**What the task requires**.
What follows is a listing; give it again exactly, in its entirety.
start Dataset content
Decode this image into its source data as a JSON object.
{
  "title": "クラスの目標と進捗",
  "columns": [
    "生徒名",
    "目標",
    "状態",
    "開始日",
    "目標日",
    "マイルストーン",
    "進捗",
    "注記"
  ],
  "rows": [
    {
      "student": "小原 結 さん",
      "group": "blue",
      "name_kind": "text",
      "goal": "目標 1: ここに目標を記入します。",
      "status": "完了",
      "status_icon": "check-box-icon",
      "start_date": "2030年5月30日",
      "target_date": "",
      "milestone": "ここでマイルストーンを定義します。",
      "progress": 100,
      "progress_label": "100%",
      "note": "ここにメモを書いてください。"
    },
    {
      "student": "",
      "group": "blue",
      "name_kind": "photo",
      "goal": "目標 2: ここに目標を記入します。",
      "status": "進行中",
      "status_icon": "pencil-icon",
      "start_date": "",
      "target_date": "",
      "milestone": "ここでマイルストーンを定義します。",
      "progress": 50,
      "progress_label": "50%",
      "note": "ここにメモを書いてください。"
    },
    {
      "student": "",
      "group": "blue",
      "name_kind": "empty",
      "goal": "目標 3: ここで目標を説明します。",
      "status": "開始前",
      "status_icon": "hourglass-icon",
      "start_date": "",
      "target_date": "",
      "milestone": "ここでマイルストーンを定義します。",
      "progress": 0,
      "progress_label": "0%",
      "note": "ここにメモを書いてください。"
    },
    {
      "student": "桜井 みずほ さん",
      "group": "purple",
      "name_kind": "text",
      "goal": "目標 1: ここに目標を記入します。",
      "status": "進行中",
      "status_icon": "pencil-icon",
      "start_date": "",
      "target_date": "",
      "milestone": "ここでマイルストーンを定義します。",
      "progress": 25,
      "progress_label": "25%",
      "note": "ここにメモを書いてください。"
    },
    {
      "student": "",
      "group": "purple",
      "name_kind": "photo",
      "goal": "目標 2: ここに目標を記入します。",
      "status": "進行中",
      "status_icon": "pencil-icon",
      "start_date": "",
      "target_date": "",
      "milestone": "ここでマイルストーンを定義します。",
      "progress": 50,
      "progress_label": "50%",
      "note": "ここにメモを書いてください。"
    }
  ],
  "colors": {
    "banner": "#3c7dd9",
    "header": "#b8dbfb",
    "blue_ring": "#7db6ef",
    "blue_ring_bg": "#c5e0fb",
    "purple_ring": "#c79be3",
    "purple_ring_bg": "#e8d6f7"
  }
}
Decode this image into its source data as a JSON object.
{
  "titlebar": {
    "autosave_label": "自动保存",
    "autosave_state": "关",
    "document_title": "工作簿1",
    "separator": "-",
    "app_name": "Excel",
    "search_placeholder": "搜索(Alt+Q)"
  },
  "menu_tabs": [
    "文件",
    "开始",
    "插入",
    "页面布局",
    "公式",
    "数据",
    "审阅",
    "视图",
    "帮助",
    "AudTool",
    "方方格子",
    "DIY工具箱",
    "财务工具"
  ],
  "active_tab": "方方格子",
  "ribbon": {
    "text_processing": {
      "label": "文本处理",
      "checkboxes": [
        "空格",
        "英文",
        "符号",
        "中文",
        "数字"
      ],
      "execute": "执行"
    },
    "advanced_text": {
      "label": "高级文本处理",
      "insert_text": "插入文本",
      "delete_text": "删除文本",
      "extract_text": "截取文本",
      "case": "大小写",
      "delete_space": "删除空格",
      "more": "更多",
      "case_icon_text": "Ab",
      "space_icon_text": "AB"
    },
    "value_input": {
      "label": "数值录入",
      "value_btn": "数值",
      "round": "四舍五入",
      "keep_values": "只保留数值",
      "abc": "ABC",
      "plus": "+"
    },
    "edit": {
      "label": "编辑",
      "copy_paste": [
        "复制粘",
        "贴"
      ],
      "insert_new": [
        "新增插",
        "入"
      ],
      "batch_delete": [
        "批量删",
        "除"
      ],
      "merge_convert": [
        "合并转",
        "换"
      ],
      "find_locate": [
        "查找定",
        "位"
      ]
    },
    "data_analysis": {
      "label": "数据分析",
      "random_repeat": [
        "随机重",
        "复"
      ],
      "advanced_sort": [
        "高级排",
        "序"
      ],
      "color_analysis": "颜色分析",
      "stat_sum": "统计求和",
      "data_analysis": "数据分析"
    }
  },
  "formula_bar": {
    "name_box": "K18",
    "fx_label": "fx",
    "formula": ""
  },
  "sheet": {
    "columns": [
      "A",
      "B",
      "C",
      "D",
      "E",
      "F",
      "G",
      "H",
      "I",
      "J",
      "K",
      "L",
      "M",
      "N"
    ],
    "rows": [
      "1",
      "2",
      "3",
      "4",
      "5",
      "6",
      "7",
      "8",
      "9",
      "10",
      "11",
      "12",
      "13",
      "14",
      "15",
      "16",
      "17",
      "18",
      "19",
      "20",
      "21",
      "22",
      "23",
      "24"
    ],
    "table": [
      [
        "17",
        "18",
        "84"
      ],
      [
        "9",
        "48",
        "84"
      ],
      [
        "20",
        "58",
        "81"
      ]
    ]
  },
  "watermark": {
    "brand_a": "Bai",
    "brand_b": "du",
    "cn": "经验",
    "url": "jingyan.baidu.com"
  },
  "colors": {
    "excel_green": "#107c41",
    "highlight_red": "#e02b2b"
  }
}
end Dataset content
**The reply**.
Decode this image into its source data as a JSON object.
{
  "title": "クラスの目標と進捗",
  "columns": [
    "生徒名",
    "目標",
    "状態",
    "開始日",
    "目標日",
    "マイルストーン",
    "進捗",
    "注記"
  ],
  "rows": [
    {
      "student": "小原 結 さん",
      "group": "blue",
      "name_kind": "text",
      "goal": "目標 1: ここに目標を記入します。",
      "status": "完了",
      "status_icon": "check-box-icon",
      "start_date": "2030年5月30日",
      "target_date": "",
      "milestone": "ここでマイルストーンを定義します。",
      "progress": 100,
      "progress_label": "100%",
      "note": "ここにメモを書いてください。"
    },
    {
      "student": "",
      "group": "blue",
      "name_kind": "photo",
      "goal": "目標 2: ここに目標を記入します。",
      "status": "進行中",
      "status_icon": "pencil-icon",
      "start_date": "",
      "target_date": "",
      "milestone": "ここでマイルストーンを定義します。",
      "progress": 50,
      "progress_label": "50%",
      "note": "ここにメモを書いてください。"
    },
    {
      "student": "",
      "group": "blue",
      "name_kind": "empty",
      "goal": "目標 3: ここで目標を説明します。",
      "status": "開始前",
      "status_icon": "hourglass-icon",
      "start_date": "",
      "target_date": "",
      "milestone": "ここでマイルストーンを定義します。",
      "progress": 0,
      "progress_label": "0%",
      "note": "ここにメモを書いてください。"
    },
    {
      "student": "桜井 みずほ さん",
      "group": "purple",
      "name_kind": "text",
      "goal": "目標 1: ここに目標を記入します。",
      "status": "進行中",
      "status_icon": "pencil-icon",
      "start_date": "",
      "target_date": "",
      "milestone": "ここでマイルストーンを定義します。",
      "progress": 25,
      "progress_label": "25%",
      "note": "ここにメモを書いてください。"
    },
    {
      "student": "",
      "group": "purple",
      "name_kind": "photo",
      "goal": "目標 2: ここに目標を記入します。",
      "status": "進行中",
      "status_icon": "pencil-icon",
      "start_date": "",
      "target_date": "",
      "milestone": "ここでマイルストーンを定義します。",
      "progress": 50,
      "progress_label": "50%",
      "note": "ここにメモを書いてください。"
    }
  ],
  "colors": {
    "banner": "#3c7dd9",
    "header": "#b8dbfb",
    "blue_ring": "#7db6ef",
    "blue_ring_bg": "#c5e0fb",
    "purple_ring": "#c79be3",
    "purple_ring_bg": "#e8d6f7"
  }
}
Decode this image into its source data as a JSON object.
{
  "titlebar": {
    "autosave_label": "自动保存",
    "autosave_state": "关",
    "document_title": "工作簿1",
    "separator": "-",
    "app_name": "Excel",
    "search_placeholder": "搜索(Alt+Q)"
  },
  "menu_tabs": [
    "文件",
    "开始",
    "插入",
    "页面布局",
    "公式",
    "数据",
    "审阅",
    "视图",
    "帮助",
    "AudTool",
    "方方格子",
    "DIY工具箱",
    "财务工具"
  ],
  "active_tab": "方方格子",
  "ribbon": {
    "text_processing": {
      "label": "文本处理",
      "checkboxes": [
        "空格",
        "英文",
        "符号",
        "中文",
        "数字"
      ],
      "execute": "执行"
    },
    "advanced_text": {
      "label": "高级文本处理",
      "insert_text": "插入文本",
      "delete_text": "删除文本",
      "extract_text": "截取文本",
      "case": "大小写",
      "delete_space": "删除空格",
      "more": "更多",
      "case_icon_text": "Ab",
      "space_icon_text": "AB"
    },
    "value_input": {
      "label": "数值录入",
      "value_btn": "数值",
      "round": "四舍五入",
      "keep_values": "只保留数值",
      "abc": "ABC",
      "plus": "+"
    },
    "edit": {
      "label": "编辑",
      "copy_paste": [
        "复制粘",
        "贴"
      ],
      "insert_new": [
        "新增插",
        "入"
      ],
      "batch_delete": [
        "批量删",
        "除"
      ],
      "merge_convert": [
        "合并转",
        "换"
      ],
      "find_locate": [
        "查找定",
        "位"
      ]
    },
    "data_analysis": {
      "label": "数据分析",
      "random_repeat": [
        "随机重",
        "复"
      ],
      "advanced_sort": [
        "高级排",
        "序"
      ],
      "color_analysis": "颜色分析",
      "stat_sum": "统计求和",
      "data_analysis": "数据分析"
    }
  },
  "formula_bar": {
    "name_box": "K18",
    "fx_label": "fx",
    "formula": ""
  },
  "sheet": {
    "columns": [
      "A",
      "B",
      "C",
      "D",
      "E",
      "F",
      "G",
      "H",
      "I",
      "J",
      "K",
      "L",
      "M",
      "N"
    ],
    "rows": [
      "1",
      "2",
      "3",
      "4",
      "5",
      "6",
      "7",
      "8",
      "9",
      "10",
      "11",
      "12",
      "13",
      "14",
      "15",
      "16",
      "17",
      "18",
      "19",
      "20",
      "21",
      "22",
      "23",
      "24"
    ],
    "table": [
      [
        "17",
        "18",
        "84"
      ],
      [
        "9",
        "48",
        "84"
      ],
      [
        "20",
        "58",
        "81"
      ]
    ]
  },
  "watermark": {
    "brand_a": "Bai",
    "brand_b": "du",
    "cn": "经验",
    "url": "jingyan.baidu.com"
  },
  "colors": {
    "excel_green": "#107c41",
    "highlight_red": "#e02b2b"
  }
}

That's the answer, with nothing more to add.